▼

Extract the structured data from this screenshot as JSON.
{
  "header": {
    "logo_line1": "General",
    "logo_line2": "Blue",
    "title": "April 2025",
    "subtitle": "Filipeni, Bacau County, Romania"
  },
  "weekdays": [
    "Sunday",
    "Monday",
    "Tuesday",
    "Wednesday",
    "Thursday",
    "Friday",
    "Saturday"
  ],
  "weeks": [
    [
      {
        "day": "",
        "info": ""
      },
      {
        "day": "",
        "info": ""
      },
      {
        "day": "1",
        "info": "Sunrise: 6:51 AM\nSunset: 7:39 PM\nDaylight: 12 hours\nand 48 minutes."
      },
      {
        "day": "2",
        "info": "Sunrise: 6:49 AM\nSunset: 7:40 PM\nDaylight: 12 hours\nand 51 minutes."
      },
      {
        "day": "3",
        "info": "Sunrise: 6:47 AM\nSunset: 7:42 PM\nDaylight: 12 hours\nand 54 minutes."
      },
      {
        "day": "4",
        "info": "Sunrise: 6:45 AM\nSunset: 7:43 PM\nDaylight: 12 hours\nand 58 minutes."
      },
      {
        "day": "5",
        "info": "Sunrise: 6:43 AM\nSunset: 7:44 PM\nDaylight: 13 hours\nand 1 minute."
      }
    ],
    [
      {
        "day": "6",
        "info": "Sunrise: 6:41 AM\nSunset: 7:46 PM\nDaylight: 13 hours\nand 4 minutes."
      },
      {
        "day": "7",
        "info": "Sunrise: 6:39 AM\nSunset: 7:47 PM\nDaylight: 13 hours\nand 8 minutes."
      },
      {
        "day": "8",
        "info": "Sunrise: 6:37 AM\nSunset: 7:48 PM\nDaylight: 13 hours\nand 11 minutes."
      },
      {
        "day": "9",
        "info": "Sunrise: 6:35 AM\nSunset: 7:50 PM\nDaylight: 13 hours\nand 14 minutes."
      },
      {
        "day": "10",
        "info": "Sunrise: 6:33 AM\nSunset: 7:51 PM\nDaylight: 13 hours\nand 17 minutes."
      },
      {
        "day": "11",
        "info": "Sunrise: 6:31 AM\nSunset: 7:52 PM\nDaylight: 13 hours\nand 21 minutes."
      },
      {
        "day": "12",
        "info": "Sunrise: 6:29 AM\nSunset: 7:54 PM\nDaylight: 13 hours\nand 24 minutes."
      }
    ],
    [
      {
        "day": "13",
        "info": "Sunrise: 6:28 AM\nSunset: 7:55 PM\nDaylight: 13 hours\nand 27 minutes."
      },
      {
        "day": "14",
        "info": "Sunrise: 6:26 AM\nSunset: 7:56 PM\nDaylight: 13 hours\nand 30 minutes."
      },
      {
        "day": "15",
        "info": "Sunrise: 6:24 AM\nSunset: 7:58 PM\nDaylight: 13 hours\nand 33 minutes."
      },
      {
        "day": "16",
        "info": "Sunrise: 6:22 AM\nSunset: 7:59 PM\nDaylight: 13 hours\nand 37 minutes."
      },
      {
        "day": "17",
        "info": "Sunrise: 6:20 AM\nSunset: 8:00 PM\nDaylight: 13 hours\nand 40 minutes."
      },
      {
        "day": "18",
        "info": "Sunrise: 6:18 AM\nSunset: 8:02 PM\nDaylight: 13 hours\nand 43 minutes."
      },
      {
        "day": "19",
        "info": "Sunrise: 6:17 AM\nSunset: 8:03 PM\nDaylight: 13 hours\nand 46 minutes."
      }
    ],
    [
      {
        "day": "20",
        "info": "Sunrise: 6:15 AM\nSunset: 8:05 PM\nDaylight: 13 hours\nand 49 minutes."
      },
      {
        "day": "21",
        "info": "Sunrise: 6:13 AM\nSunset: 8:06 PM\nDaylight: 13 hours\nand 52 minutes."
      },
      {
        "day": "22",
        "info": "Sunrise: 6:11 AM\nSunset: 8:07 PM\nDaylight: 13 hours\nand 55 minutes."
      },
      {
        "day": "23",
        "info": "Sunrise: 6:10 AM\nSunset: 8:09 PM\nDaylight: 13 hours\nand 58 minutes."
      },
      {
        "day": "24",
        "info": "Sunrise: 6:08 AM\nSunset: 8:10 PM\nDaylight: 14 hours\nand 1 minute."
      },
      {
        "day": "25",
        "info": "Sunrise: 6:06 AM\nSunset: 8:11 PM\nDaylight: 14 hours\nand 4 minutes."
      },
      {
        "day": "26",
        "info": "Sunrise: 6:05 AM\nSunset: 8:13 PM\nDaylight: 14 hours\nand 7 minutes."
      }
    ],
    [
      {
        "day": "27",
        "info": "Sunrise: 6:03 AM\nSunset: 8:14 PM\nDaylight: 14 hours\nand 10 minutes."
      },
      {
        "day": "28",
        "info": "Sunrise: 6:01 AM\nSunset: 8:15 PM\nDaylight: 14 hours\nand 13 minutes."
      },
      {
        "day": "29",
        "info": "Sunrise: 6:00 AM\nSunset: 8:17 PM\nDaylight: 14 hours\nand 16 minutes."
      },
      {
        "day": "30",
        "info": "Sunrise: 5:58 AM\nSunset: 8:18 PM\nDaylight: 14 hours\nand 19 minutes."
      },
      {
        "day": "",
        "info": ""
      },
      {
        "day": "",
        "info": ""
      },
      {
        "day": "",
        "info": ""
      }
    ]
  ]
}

▲

GIVEN PROBLEM: Extract every entry in the listing word for word.

WRITTEN SOLUTION:
Extract the structured data from this screenshot as JSON.
{
  "header": {
    "logo_line1": "General",
    "logo_line2": "Blue",
    "title": "April 2025",
    "subtitle": "Filipeni, Bacau County, Romania"
  },
  "weekdays": [
    "Sunday",
    "Monday",
    "Tuesday",
    "Wednesday",
    "Thursday",
    "Friday",
    "Saturday"
  ],
  "weeks": [
    [
      {
        "day": "",
        "info": ""
      },
      {
        "day": "",
        "info": ""
      },
      {
        "day": "1",
        "info": "Sunrise: 6:51 AM\nSunset: 7:39 PM\nDaylight: 12 hours\nand 48 minutes."
      },
      {
        "day": "2",
        "info": "Sunrise: 6:49 AM\nSunset: 7:40 PM\nDaylight: 12 hours\nand 51 minutes."
      },
      {
        "day": "3",
        "info": "Sunrise: 6:47 AM\nSunset: 7:42 PM\nDaylight: 12 hours\nand 54 minutes."
      },
      {
        "day": "4",
        "info": "Sunrise: 6:45 AM\nSunset: 7:43 PM\nDaylight: 12 hours\nand 58 minutes."
      },
      {
        "day": "5",
        "info": "Sunrise: 6:43 AM\nSunset: 7:44 PM\nDaylight: 13 hours\nand 1 minute."
      }
    ],
    [
      {
        "day": "6",
        "info": "Sunrise: 6:41 AM\nSunset: 7:46 PM\nDaylight: 13 hours\nand 4 minutes."
      },
      {
        "day": "7",
        "info": "Sunrise: 6:39 AM\nSunset: 7:47 PM\nDaylight: 13 hours\nand 8 minutes."
      },
      {
        "day": "8",
        "info": "Sunrise: 6:37 AM\nSunset: 7:48 PM\nDaylight: 13 hours\nand 11 minutes."
      },
      {
        "day": "9",
        "info": "Sunrise: 6:35 AM\nSunset: 7:50 PM\nDaylight: 13 hours\nand 14 minutes."
      },
      {
        "day": "10",
        "info": "Sunrise: 6:33 AM\nSunset: 7:51 PM\nDaylight: 13 hours\nand 17 minutes."
      },
      {
        "day": "11",
        "info": "Sunrise: 6:31 AM\nSunset: 7:52 PM\nDaylight: 13 hours\nand 21 minutes."
      },
      {
        "day": "12",
        "info": "Sunrise: 6:29 AM\nSunset: 7:54 PM\nDaylight: 13 hours\nand 24 minutes."
      }
    ],
    [
      {
        "day": "13",
        "info": "Sunrise: 6:28 AM\nSunset: 7:55 PM\nDaylight: 13 hours\nand 27 minutes."
      },
      {
        "day": "14",
        "info": "Sunrise: 6:26 AM\nSunset: 7:56 PM\nDaylight: 13 hours\nand 30 minutes."
      },
      {
        "day": "15",
        "info": "Sunrise: 6:24 AM\nSunset: 7:58 PM\nDaylight: 13 hours\nand 33 minutes."
      },
      {
        "day": "16",
        "info": "Sunrise: 6:22 AM\nSunset: 7:59 PM\nDaylight: 13 hours\nand 37 minutes."
      },
      {
        "day": "17",
        "info": "Sunrise: 6:20 AM\nSunset: 8:00 PM\nDaylight: 13 hours\nand 40 minutes."
      },
      {
        "day": "18",
        "info": "Sunrise: 6:18 AM\nSunset: 8:02 PM\nDaylight: 13 hours\nand 43 minutes."
      },
      {
        "day": "19",
        "info": "Sunrise: 6:17 AM\nSunset: 8:03 PM\nDaylight: 13 hours\nand 46 minutes."
      }
    ],
    [
      {
        "day": "20",
        "info": "Sunrise: 6:15 AM\nSunset: 8:05 PM\nDaylight: 13 hours\nand 49 minutes."
      },
      {
        "day": "21",
        "info": "Sunrise: 6:13 AM\nSunset: 8:06 PM\nDaylight: 13 hours\nand 52 minutes."
      },
      {
        "day": "22",
        "info": "Sunrise: 6:11 AM\nSunset: 8:07 PM\nDaylight: 13 hours\nand 55 minutes."
      },
      {
        "day": "23",
        "info": "Sunrise: 6:10 AM\nSunset: 8:09 PM\nDaylight: 13 hours\nand 58 minutes."
      },
      {
        "day": "24",
        "info": "Sunrise: 6:08 AM\nSunset: 8:10 PM\nDaylight: 14 hours\nand 1 minute."
      },
      {
        "day": "25",
        "info": "Sunrise: 6:06 AM\nSunset: 8:11 PM\nDaylight: 14 hours\nand 4 minutes."
      },
      {
        "day": "26",
        "info": "Sunrise: 6:05 AM\nSunset: 8:13 PM\nDaylight: 14 hours\nand 7 minutes."
      }
    ],
    [
      {
        "day": "27",
        "info": "Sunrise: 6:03 AM\nSunset: 8:14 PM\nDaylight: 14 hours\nand 10 minutes."
      },
      {
        "day": "28",
        "info": "Sunrise: 6:01 AM\nSunset: 8:15 PM\nDaylight: 14 hours\nand 13 minutes."
      },
      {
        "day": "29",
        "info": "Sunrise: 6:00 AM\nSunset: 8:17 PM\nDaylight: 14 hours\nand 16 minutes."
      },
      {
        "day": "30",
        "info": "Sunrise: 5:58 AM\nSunset: 8:18 PM\nDaylight: 14 hours\nand 19 minutes."
      },
      {
        "day": "",
        "info": ""
      },
      {
        "day": "",
        "info": ""
      },
      {
        "day": "",
        "info": ""
      }
    ]
  ]
}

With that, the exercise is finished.